Every line below is to be quoted exactly, with nothing added or dropped.

-- START PROVIDED DATA --

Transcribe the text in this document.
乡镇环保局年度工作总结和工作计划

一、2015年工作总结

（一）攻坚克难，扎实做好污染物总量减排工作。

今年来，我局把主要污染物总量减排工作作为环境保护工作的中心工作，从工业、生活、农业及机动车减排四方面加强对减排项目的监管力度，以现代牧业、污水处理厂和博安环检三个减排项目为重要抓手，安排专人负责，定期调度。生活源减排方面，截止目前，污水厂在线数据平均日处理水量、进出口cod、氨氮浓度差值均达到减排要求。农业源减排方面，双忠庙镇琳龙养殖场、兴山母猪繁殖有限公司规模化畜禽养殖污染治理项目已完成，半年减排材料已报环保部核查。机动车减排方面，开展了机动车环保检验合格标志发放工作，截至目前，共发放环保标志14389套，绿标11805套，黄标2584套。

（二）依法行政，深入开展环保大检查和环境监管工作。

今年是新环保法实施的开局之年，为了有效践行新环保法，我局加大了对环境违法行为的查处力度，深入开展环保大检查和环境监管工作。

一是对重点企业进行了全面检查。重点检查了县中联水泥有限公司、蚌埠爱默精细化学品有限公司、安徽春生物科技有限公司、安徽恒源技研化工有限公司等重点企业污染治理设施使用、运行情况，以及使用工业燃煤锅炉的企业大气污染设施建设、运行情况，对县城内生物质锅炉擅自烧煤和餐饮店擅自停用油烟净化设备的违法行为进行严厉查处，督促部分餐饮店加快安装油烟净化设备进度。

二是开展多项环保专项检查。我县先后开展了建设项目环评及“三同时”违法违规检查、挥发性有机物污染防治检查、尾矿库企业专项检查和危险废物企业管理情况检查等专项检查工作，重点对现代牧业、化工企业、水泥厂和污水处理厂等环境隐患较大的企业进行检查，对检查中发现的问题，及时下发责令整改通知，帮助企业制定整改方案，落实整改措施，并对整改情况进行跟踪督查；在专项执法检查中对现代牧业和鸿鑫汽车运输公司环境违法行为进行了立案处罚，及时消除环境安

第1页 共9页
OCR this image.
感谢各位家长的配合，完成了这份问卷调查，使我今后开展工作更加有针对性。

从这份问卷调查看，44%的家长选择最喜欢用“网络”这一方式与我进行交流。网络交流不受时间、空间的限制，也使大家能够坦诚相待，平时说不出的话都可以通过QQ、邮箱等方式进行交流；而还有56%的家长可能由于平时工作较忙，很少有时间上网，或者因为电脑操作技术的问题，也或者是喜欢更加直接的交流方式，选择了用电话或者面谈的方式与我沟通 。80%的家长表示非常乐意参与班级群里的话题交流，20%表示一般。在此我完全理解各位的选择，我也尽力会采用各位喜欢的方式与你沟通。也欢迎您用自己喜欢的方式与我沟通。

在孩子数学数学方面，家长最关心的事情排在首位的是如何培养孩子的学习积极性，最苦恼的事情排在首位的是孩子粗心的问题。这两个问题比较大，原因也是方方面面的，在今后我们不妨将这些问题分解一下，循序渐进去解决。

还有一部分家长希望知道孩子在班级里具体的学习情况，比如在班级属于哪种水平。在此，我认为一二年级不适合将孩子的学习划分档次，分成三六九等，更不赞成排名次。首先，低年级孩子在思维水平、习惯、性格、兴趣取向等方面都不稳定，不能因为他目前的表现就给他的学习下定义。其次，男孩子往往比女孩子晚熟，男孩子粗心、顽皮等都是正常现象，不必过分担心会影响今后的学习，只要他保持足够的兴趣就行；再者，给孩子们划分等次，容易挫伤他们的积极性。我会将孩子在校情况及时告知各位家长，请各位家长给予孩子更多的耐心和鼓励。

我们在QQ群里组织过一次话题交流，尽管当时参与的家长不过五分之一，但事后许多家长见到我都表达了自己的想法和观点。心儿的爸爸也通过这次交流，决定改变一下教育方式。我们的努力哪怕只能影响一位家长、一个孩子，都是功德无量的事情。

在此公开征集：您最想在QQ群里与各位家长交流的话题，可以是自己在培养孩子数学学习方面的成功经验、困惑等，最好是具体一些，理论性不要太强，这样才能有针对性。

-- END PROVIDED DATA --

CORRECT RESPONSE:
Transcribe the text in this document.
乡镇环保局年度工作总结和工作计划

一、2015年工作总结

（一）攻坚克难，扎实做好污染物总量减排工作。

今年来，我局把主要污染物总量减排工作作为环境保护工作的中心工作，从工业、生活、农业及机动车减排四方面加强对减排项目的监管力度，以现代牧业、污水处理厂和博安环检三个减排项目为重要抓手，安排专人负责，定期调度。生活源减排方面，截止目前，污水厂在线数据平均日处理水量、进出口cod、氨氮浓度差值均达到减排要求。农业源减排方面，双忠庙镇琳龙养殖场、兴山母猪繁殖有限公司规模化畜禽养殖污染治理项目已完成，半年减排材料已报环保部核查。机动车减排方面，开展了机动车环保检验合格标志发放工作，截至目前，共发放环保标志14389套，绿标11805套，黄标2584套。

（二）依法行政，深入开展环保大检查和环境监管工作。

今年是新环保法实施的开局之年，为了有效践行新环保法，我局加大了对环境违法行为的查处力度，深入开展环保大检查和环境监管工作。

一是对重点企业进行了全面检查。重点检查了县中联水泥有限公司、蚌埠爱默精细化学品有限公司、安徽春生物科技有限公司、安徽恒源技研化工有限公司等重点企业污染治理设施使用、运行情况，以及使用工业燃煤锅炉的企业大气污染设施建设、运行情况，对县城内生物质锅炉擅自烧煤和餐饮店擅自停用油烟净化设备的违法行为进行严厉查处，督促部分餐饮店加快安装油烟净化设备进度。

二是开展多项环保专项检查。我县先后开展了建设项目环评及“三同时”违法违规检查、挥发性有机物污染防治检查、尾矿库企业专项检查和危险废物企业管理情况检查等专项检查工作，重点对现代牧业、化工企业、水泥厂和污水处理厂等环境隐患较大的企业进行检查，对检查中发现的问题，及时下发责令整改通知，帮助企业制定整改方案，落实整改措施，并对整改情况进行跟踪督查；在专项执法检查中对现代牧业和鸿鑫汽车运输公司环境违法行为进行了立案处罚，及时消除环境安

第1页 共9页
OCR this image.
感谢各位家长的配合，完成了这份问卷调查，使我今后开展工作更加有针对性。

从这份问卷调查看，44%的家长选择最喜欢用“网络”这一方式与我进行交流。网络交流不受时间、空间的限制，也使大家能够坦诚相待，平时说不出的话都可以通过QQ、邮箱等方式进行交流；而还有56%的家长可能由于平时工作较忙，很少有时间上网，或者因为电脑操作技术的问题，也或者是喜欢更加直接的交流方式，选择了用电话或者面谈的方式与我沟通 。80%的家长表示非常乐意参与班级群里的话题交流，20%表示一般。在此我完全理解各位的选择，我也尽力会采用各位喜欢的方式与你沟通。也欢迎您用自己喜欢的方式与我沟通。

在孩子数学数学方面，家长最关心的事情排在首位的是如何培养孩子的学习积极性，最苦恼的事情排在首位的是孩子粗心的问题。这两个问题比较大，原因也是方方面面的，在今后我们不妨将这些问题分解一下，循序渐进去解决。

还有一部分家长希望知道孩子在班级里具体的学习情况，比如在班级属于哪种水平。在此，我认为一二年级不适合将孩子的学习划分档次，分成三六九等，更不赞成排名次。首先，低年级孩子在思维水平、习惯、性格、兴趣取向等方面都不稳定，不能因为他目前的表现就给他的学习下定义。其次，男孩子往往比女孩子晚熟，男孩子粗心、顽皮等都是正常现象，不必过分担心会影响今后的学习，只要他保持足够的兴趣就行；再者，给孩子们划分等次，容易挫伤他们的积极性。我会将孩子在校情况及时告知各位家长，请各位家长给予孩子更多的耐心和鼓励。

我们在QQ群里组织过一次话题交流，尽管当时参与的家长不过五分之一，但事后许多家长见到我都表达了自己的想法和观点。心儿的爸爸也通过这次交流，决定改变一下教育方式。我们的努力哪怕只能影响一位家长、一个孩子，都是功德无量的事情。

在此公开征集：您最想在QQ群里与各位家长交流的话题，可以是自己在培养孩子数学学习方面的成功经验、困惑等，最好是具体一些，理论性不要太强，这样才能有针对性。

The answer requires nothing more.